◆ **THE TASK**:
Extract every line that contains the string "только".

━━━ THE INPUT

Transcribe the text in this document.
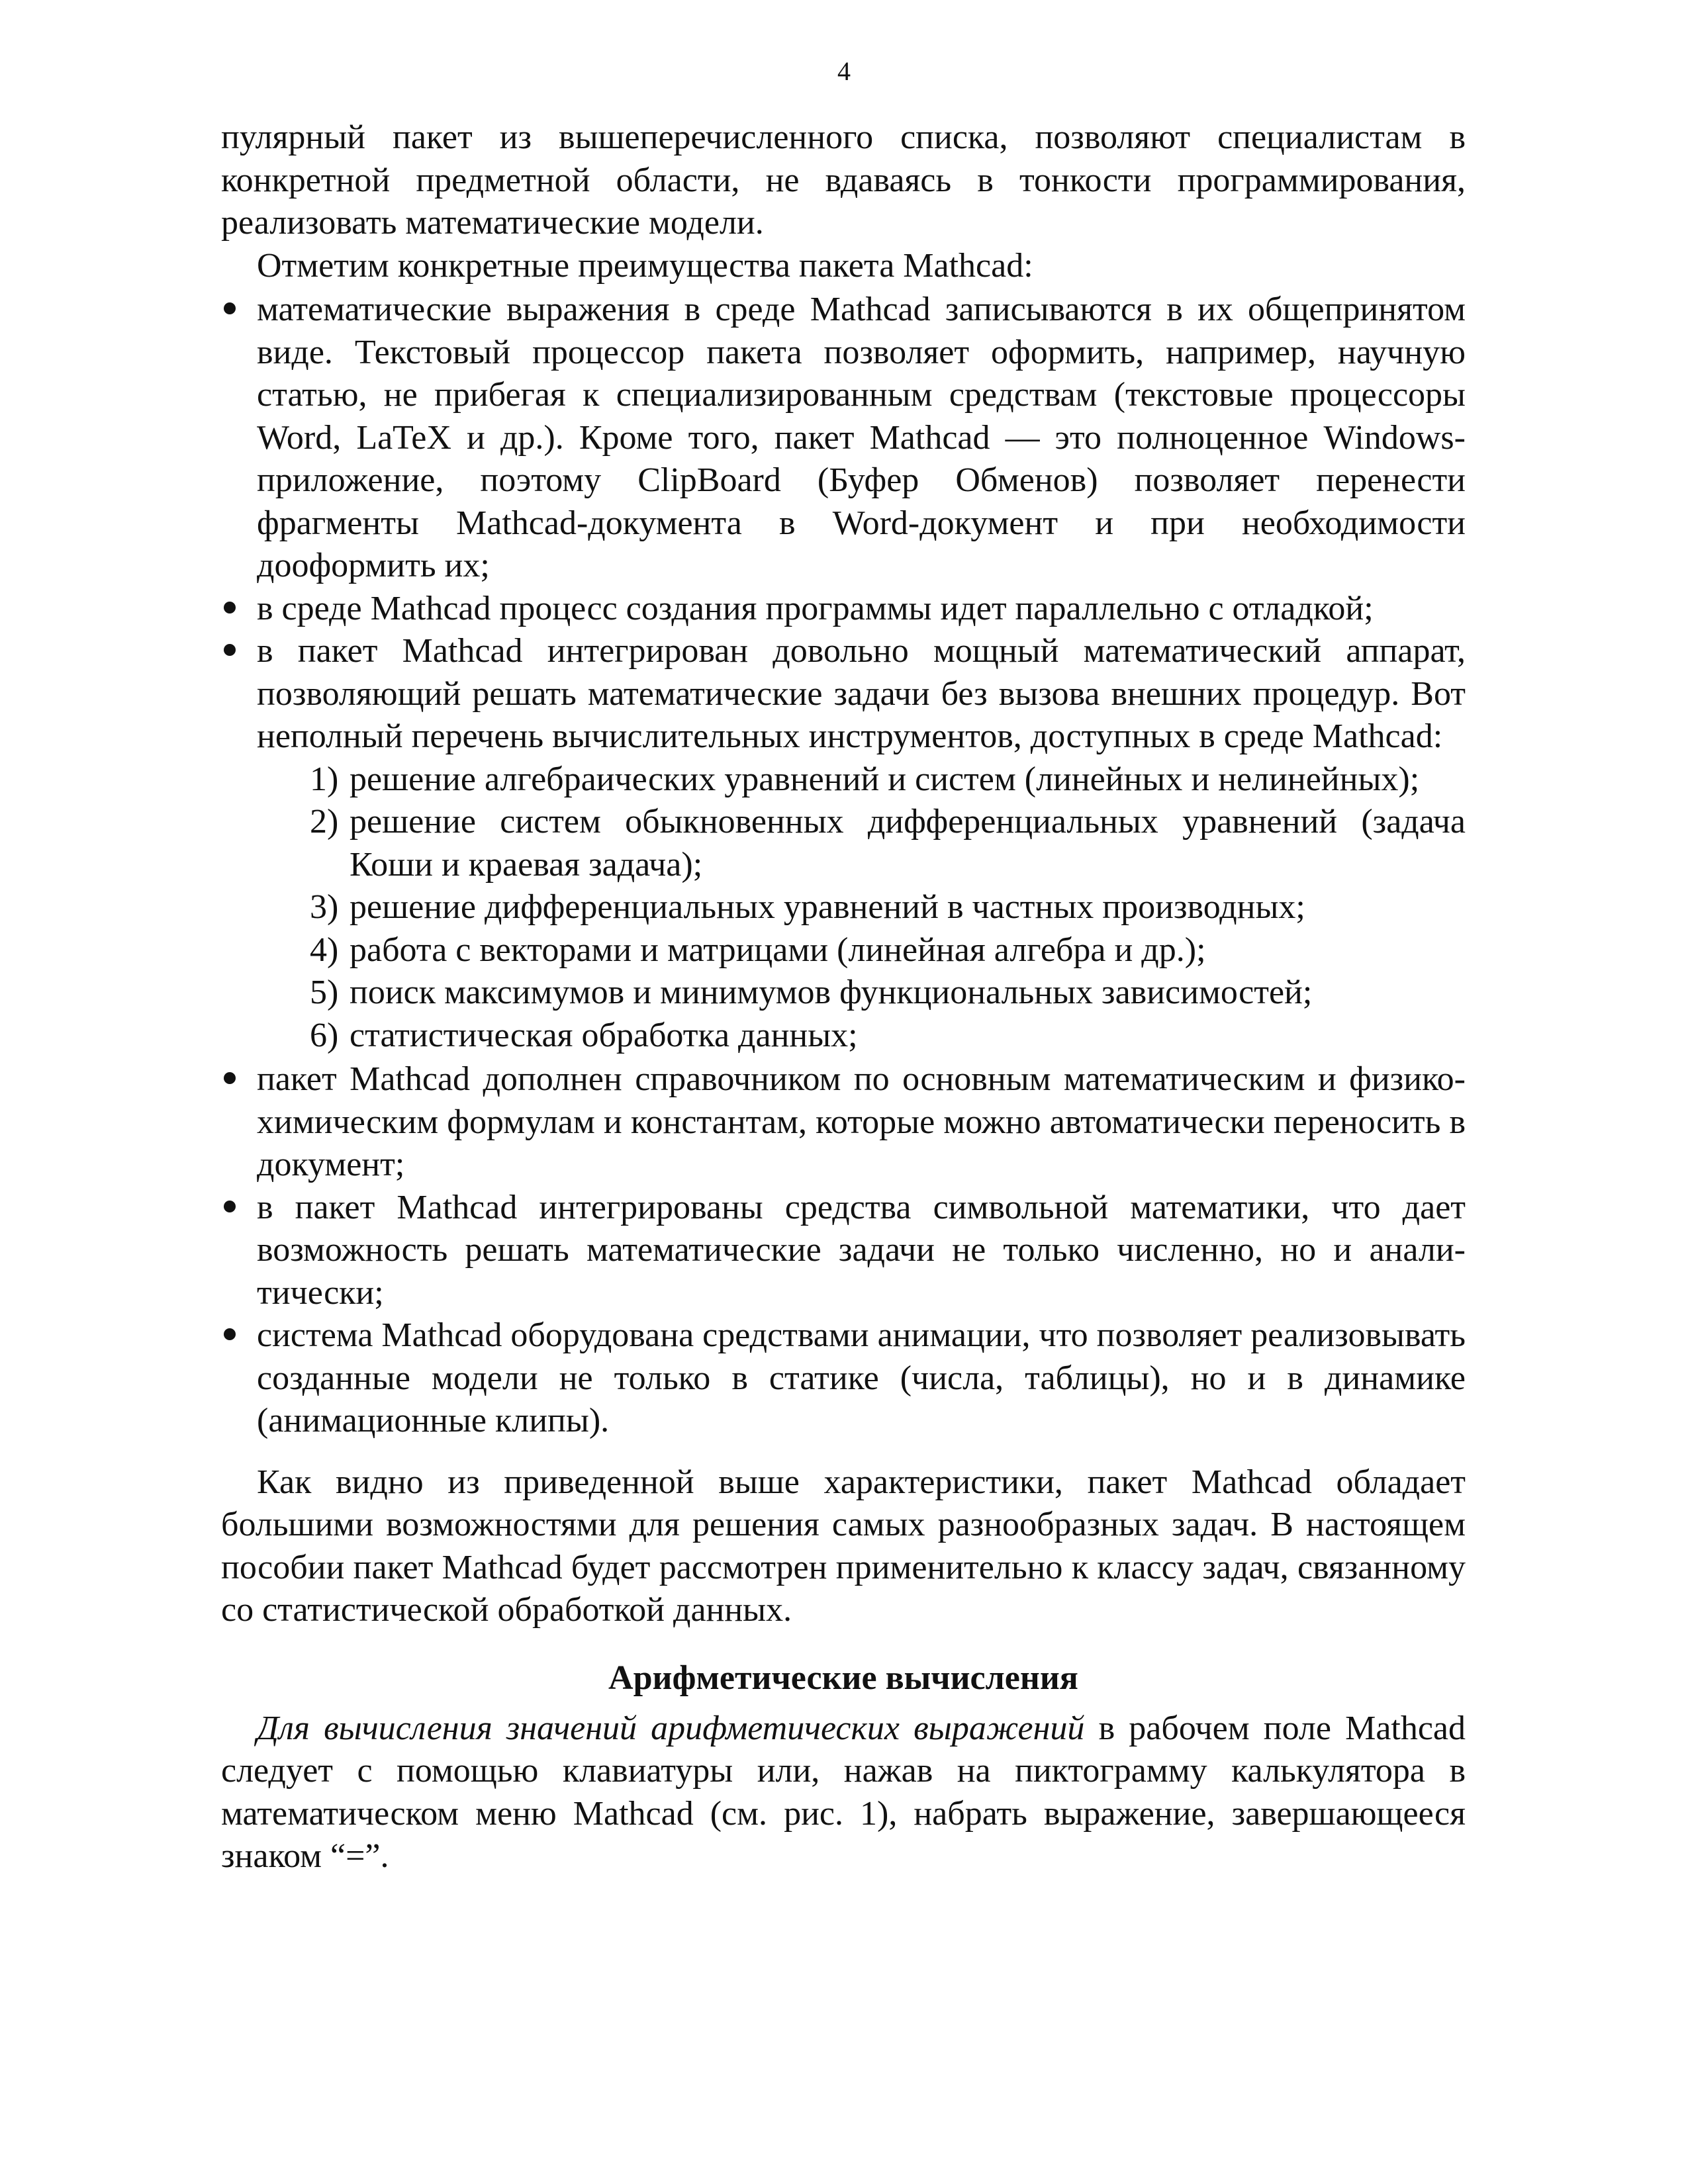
4

пулярный пакет из вышеперечисленного списка, позволяют специалистам в конкретной предметной области, не вдаваясь в тонкости программирования, реализовать математические модели.

Отметим конкретные преимущества пакета Mathcad:

математические выражения в среде Mathcad записываются в их общепринятом виде. Текстовый процессор пакета позволяет оформить, например, научную статью, не прибегая к специализированным средствам (текстовые процессоры Word, LaTeX и др.). Кроме того, пакет Mathcad — это полноценное Windows-приложение, поэтому ClipBoard (Буфер Обменов) позволяет перенести фрагменты Mathcad-документа в Word-документ и при необходимости дооформить их;
в среде Mathcad процесс создания программы идет параллельно с отладкой;
в пакет Mathcad интегрирован довольно мощный математический аппарат, позволяющий решать математические задачи без вызова внешних процедур. Вот неполный перечень вычислительных инструментов, доступных в среде Mathcad:
1) решение алгебраических уравнений и систем (линейных и нелинейных);
2) решение систем обыкновенных дифференциальных уравнений (задача Коши и краевая задача);
3) решение дифференциальных уравнений в частных производных;
4) работа с векторами и матрицами (линейная алгебра и др.);
5) поиск максимумов и минимумов функциональных зависимостей;
6) статистическая обработка данных;
пакет Mathcad дополнен справочником по основным математическим и физико-химическим формулам и константам, которые можно автоматически переносить в документ;
в пакет Mathcad интегрированы средства символьной математики, что дает возможность решать математические задачи не только численно, но и аналитически;
система Mathcad оборудована средствами анимации, что позволяет реализовывать созданные модели не только в статике (числа, таблицы), но и в динамике (анимационные клипы).

Как видно из приведенной выше характеристики, пакет Mathcad обладает большими возможностями для решения самых разнообразных задач. В настоящем пособии пакет Mathcad будет рассмотрен применительно к классу задач, связанному со статистической обработкой данных.

Арифметические вычисления

Для вычисления значений арифметических выражений в рабочем поле Mathcad следует с помощью клавиатуры или, нажав на пиктограмму калькулятора в математическом меню Mathcad (см. рис. 1), набрать выражение, завершающееся знаком “=”.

━━━━━━

◆ **WRITTEN RESPONSE**:
в пакет Mathcad интегрированы средства символьной математики, что дает возможность решать математические задачи не только численно, но и аналитически;
система Mathcad оборудована средствами анимации, что позволяет реализовывать созданные модели не только в статике (числа, таблицы), но и в динамике (анимационные клипы).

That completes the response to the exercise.